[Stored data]
────────

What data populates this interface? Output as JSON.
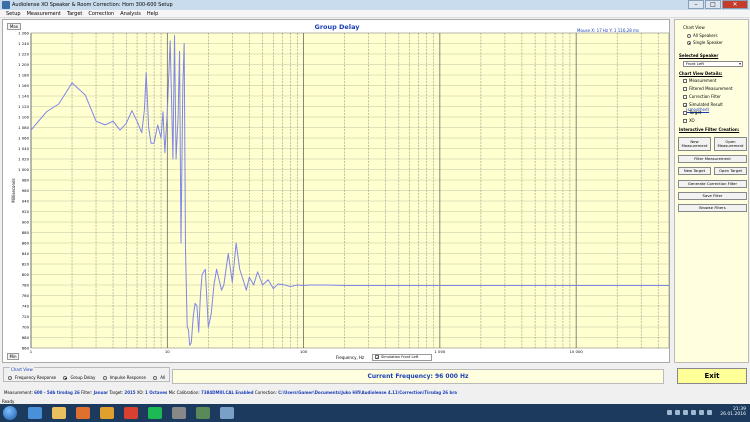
{
  "window": {
    "title": "Audiolense XO Speaker & Room Correction: Horn 300-600 Setup"
  },
  "menu": [
    "Setup",
    "Measurement",
    "Target",
    "Correction",
    "Analysis",
    "Help"
  ],
  "plot": {
    "title": "Group Delay",
    "max_button": "Max",
    "min_button": "Min",
    "mouse_readout": "Mouse X: 17 Hz    Y: 1 116,28 ms",
    "legend": "Simulation Front Left"
  },
  "chart_data": {
    "type": "line",
    "title": "Group Delay",
    "xlabel": "Frequency, Hz",
    "ylabel": "Milliseconds",
    "x_scale": "log",
    "xlim": [
      1,
      48000
    ],
    "ylim": [
      660,
      1260
    ],
    "x_tick_labels": [
      "1",
      "10",
      "100",
      "1 000",
      "10 000"
    ],
    "y_tick_labels": [
      "660",
      "680",
      "700",
      "720",
      "740",
      "760",
      "780",
      "800",
      "820",
      "840",
      "860",
      "880",
      "900",
      "920",
      "940",
      "960",
      "980",
      "1 000",
      "1 020",
      "1 040",
      "1 060",
      "1 080",
      "1 100",
      "1 120",
      "1 140",
      "1 160",
      "1 180",
      "1 200",
      "1 220",
      "1 240",
      "1 260"
    ],
    "grid": true,
    "legend_position": "bottom-center",
    "series": [
      {
        "name": "Simulation Front Left",
        "color": "#7f86e8",
        "x": [
          1,
          1.3,
          1.6,
          2,
          2.5,
          3,
          3.5,
          4,
          4.5,
          5,
          5.5,
          6,
          6.5,
          6.8,
          7,
          7.3,
          7.6,
          8,
          8.5,
          9,
          9.3,
          9.6,
          10,
          10.5,
          11,
          11.3,
          11.6,
          12,
          12.3,
          12.6,
          13,
          13.3,
          13.6,
          14,
          14.3,
          14.6,
          15,
          15.5,
          16,
          16.5,
          17,
          17.5,
          18,
          19,
          20,
          21,
          22,
          23,
          24,
          25,
          26,
          28,
          30,
          32,
          34,
          36,
          38,
          40,
          43,
          46,
          50,
          55,
          60,
          65,
          70,
          75,
          80,
          90,
          100,
          110,
          120,
          150,
          200,
          300,
          500,
          1000,
          2000,
          5000,
          10000,
          20000,
          48000
        ],
        "y": [
          1075,
          1110,
          1125,
          1165,
          1142,
          1092,
          1085,
          1092,
          1075,
          1088,
          1112,
          1092,
          1070,
          1115,
          1185,
          1080,
          1050,
          1050,
          1085,
          1060,
          1110,
          1032,
          1110,
          1245,
          1020,
          1255,
          1020,
          1100,
          1225,
          860,
          1160,
          1240,
          850,
          700,
          695,
          665,
          670,
          720,
          745,
          740,
          690,
          760,
          800,
          810,
          700,
          725,
          780,
          810,
          790,
          770,
          780,
          840,
          785,
          860,
          810,
          790,
          770,
          795,
          780,
          805,
          780,
          790,
          773,
          782,
          781,
          779,
          777,
          780,
          779,
          780,
          780,
          780,
          779,
          779,
          779,
          779,
          779,
          779,
          779,
          779,
          779
        ]
      }
    ]
  },
  "panel": {
    "chart_view_title": "Chart View",
    "all_speakers": "All Speakers",
    "single_speaker": "Single Speaker",
    "selected_speaker_title": "Selected Speaker",
    "selected_speaker_value": "Front Left",
    "details_title": "Chart View Details:",
    "details": [
      {
        "label": "Measurement",
        "checked": false
      },
      {
        "label": "Filtered Measurement",
        "checked": false
      },
      {
        "label": "Correction Filter",
        "checked": false
      },
      {
        "label": "Simulated Result",
        "checked": true
      },
      {
        "label": "Target",
        "checked": false
      },
      {
        "label": "XO",
        "checked": false
      }
    ],
    "smoothed_label": "(smoothed)",
    "filter_creation_title": "Interactive Filter Creation:",
    "btn_new_measurement": "New Measurement",
    "btn_open_measurement": "Open Measurement",
    "btn_filter_measurement": "Filter Measurement",
    "btn_new_target": "New Target",
    "btn_open_target": "Open Target",
    "btn_generate_correction": "Generate Correction Filter",
    "btn_save_filter": "Save Filter",
    "btn_browse_filters": "Browse Filters"
  },
  "chart_view": {
    "title": "Chart View",
    "options": [
      {
        "label": "Frequency Response",
        "selected": false
      },
      {
        "label": "Group Delay",
        "selected": true
      },
      {
        "label": "Impulse Response",
        "selected": false
      },
      {
        "label": "All",
        "selected": false
      }
    ]
  },
  "current_frequency": "Current Frequency: 96 000 Hz",
  "exit_label": "Exit",
  "status": {
    "measurement_label": "Measurement:",
    "measurement_value": "600 - 5db tirsdag 26",
    "filter_label": "Filter:",
    "filter_value": "Januar",
    "target_label": "Target:",
    "target_value": "2015",
    "xo_label": "XO:",
    "xo_value": "1 Octaves",
    "mic_label": "Mic Calibration:",
    "mic_value": "7384DMIII.CAL Enabled",
    "correction_label": "Correction:",
    "correction_value": "C:\\Users\\Gamer\\Documents\\Juko Hifi\\Audiolense 4.11\\Correction\\Tirsdag 26 bra"
  },
  "ready_label": "Ready",
  "taskbar": {
    "time": "21:39",
    "date": "26.01.2016"
  }
}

────────

SET EXERCISE: Looking at the data above, show all lines where the word "Audiolense" occurs.

REPLY:
    "title": "Audiolense XO Speaker & Room Correction: Horn 300-600 Setup"
    "correction_value": "C:\\Users\\Gamer\\Documents\\Juko Hifi\\Audiolense 4.11\\Correction\\Tirsdag 26 bra"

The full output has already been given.